### Task details
If a line of the records contains the string "text", copy it out.

--- Records for this exercise Enclosed Below ---

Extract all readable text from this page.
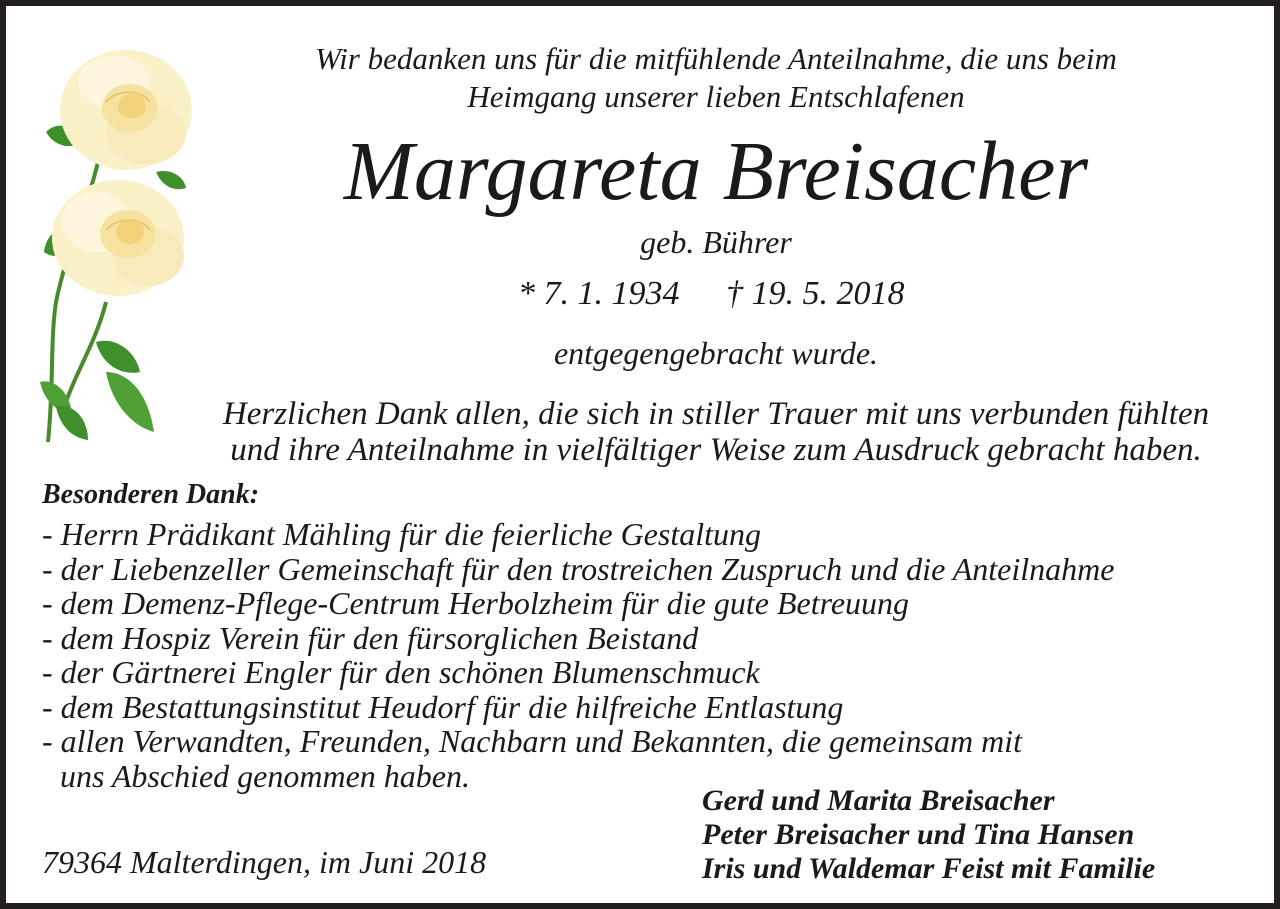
Wir bedanken uns für die mitfühlende Anteilnahme, die uns beim
Heimgang unserer lieben Entschlafenen
Margareta Breisacher
geb. Bührer
* 7. 1. 1934 † 19. 5. 2018
entgegengebracht wurde.
Herzlichen Dank allen, die sich in stiller Trauer mit uns verbunden fühlten
und ihre Anteilnahme in vielfältiger Weise zum Ausdruck gebracht haben.
Besonderen Dank:
- Herrn Prädikant Mähling für die feierliche Gestaltung
- der Liebenzeller Gemeinschaft für den trostreichen Zuspruch und die Anteilnahme
- dem Demenz-Pflege-Centrum Herbolzheim für die gute Betreuung
- dem Hospiz Verein für den fürsorglichen Beistand
- der Gärtnerei Engler für den schönen Blumenschmuck
- dem Bestattungsinstitut Heudorf für die hilfreiche Entlastung
- allen Verwandten, Freunden, Nachbarn und Bekannten, die gemeinsam mit
uns Abschied genommen haben.
79364 Malterdingen, im Juni 2018
Gerd und Marita Breisacher
Peter Breisacher und Tina Hansen
Iris und Waldemar Feist mit Familie
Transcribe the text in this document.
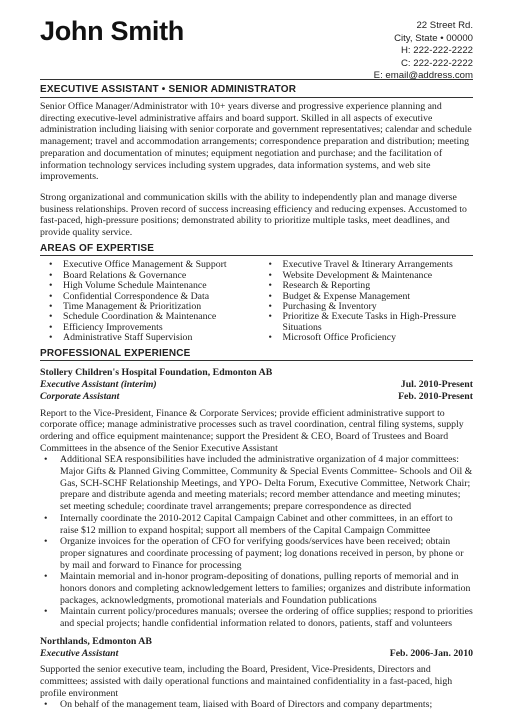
John Smith	22 Street Rd.
City, State • 00000
H: 222-222-2222
C: 222-222-2222
E: email@address.com
EXECUTIVE ASSISTANT • SENIOR ADMINISTRATOR

Senior Office Manager/Administrator with 10+ years diverse and progressive experience planning and directing executive-level administrative affairs and board support. Skilled in all aspects of executive administration including liaising with senior corporate and government representatives; calendar and schedule management; travel and accommodation arrangements; correspondence preparation and distribution; meeting preparation and documentation of minutes; equipment negotiation and purchase; and the facilitation of information technology services including system upgrades, data information systems, and web site improvements.

Strong organizational and communication skills with the ability to independently plan and manage diverse business relationships. Proven record of success increasing efficiency and reducing expenses. Accustomed to fast-paced, high-pressure positions; demonstrated ability to prioritize multiple tasks, meet deadlines, and provide quality service.

AREAS OF EXPERTISE
• Executive Office Management & Support
• Board Relations & Governance
• High Volume Schedule Maintenance
• Confidential Correspondence & Data
• Time Management & Prioritization
• Schedule Coordination & Maintenance
• Efficiency Improvements
• Administrative Staff Supervision
• Executive Travel & Itinerary Arrangements
• Website Development & Maintenance
• Research & Reporting
• Budget & Expense Management
• Purchasing & Inventory
• Prioritize & Execute Tasks in High-Pressure Situations
• Microsoft Office Proficiency
PROFESSIONAL EXPERIENCE
Stollery Children's Hospital Foundation, Edmonton AB
Executive Assistant (interim)	Jul. 2010-Present
Corporate Assistant	Feb. 2010-Present

Report to the Vice-President, Finance & Corporate Services; provide efficient administrative support to corporate office; manage administrative processes such as travel coordination, central filing systems, supply ordering and office equipment maintenance; support the President & CEO, Board of Trustees and Board Committees in the absence of the Senior Executive Assistant

• Additional SEA responsibilities have included the administrative organization of 4 major committees: Major Gifts & Planned Giving Committee, Community & Special Events Committee- Schools and Oil & Gas, SCH-SCHF Relationship Meetings, and YPO- Delta Forum, Executive Committee, Network Chair; prepare and distribute agenda and meeting materials; record member attendance and meeting minutes; set meeting schedule; coordinate travel arrangements; prepare correspondence as directed
• Internally coordinate the 2010-2012 Capital Campaign Cabinet and other committees, in an effort to raise $12 million to expand hospital; support all members of the Capital Campaign Committee
• Organize invoices for the operation of CFO for verifying goods/services have been received; obtain proper signatures and coordinate processing of payment; log donations received in person, by phone or by mail and forward to Finance for processing
• Maintain memorial and in-honor program-depositing of donations, pulling reports of memorial and in honors donors and completing acknowledgement letters to families; organizes and distribute information packages, acknowledgments, promotional materials and Foundation publications
• Maintain current policy/procedures manuals; oversee the ordering of office supplies; respond to priorities and special projects; handle confidential information related to donors, patients, staff and volunteers
Northlands, Edmonton AB
Executive Assistant	Feb. 2006-Jan. 2010

Supported the senior executive team, including the Board, President, Vice-Presidents, Directors and committees; assisted with daily operational functions and maintained confidentiality in a fast-paced, high profile environment

• On behalf of the management team, liaised with Board of Directors and company departments;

--- End of Enclosed Records for this exercise ---

### Response area
Extract all readable text from this page.
Transcribe the text in this document.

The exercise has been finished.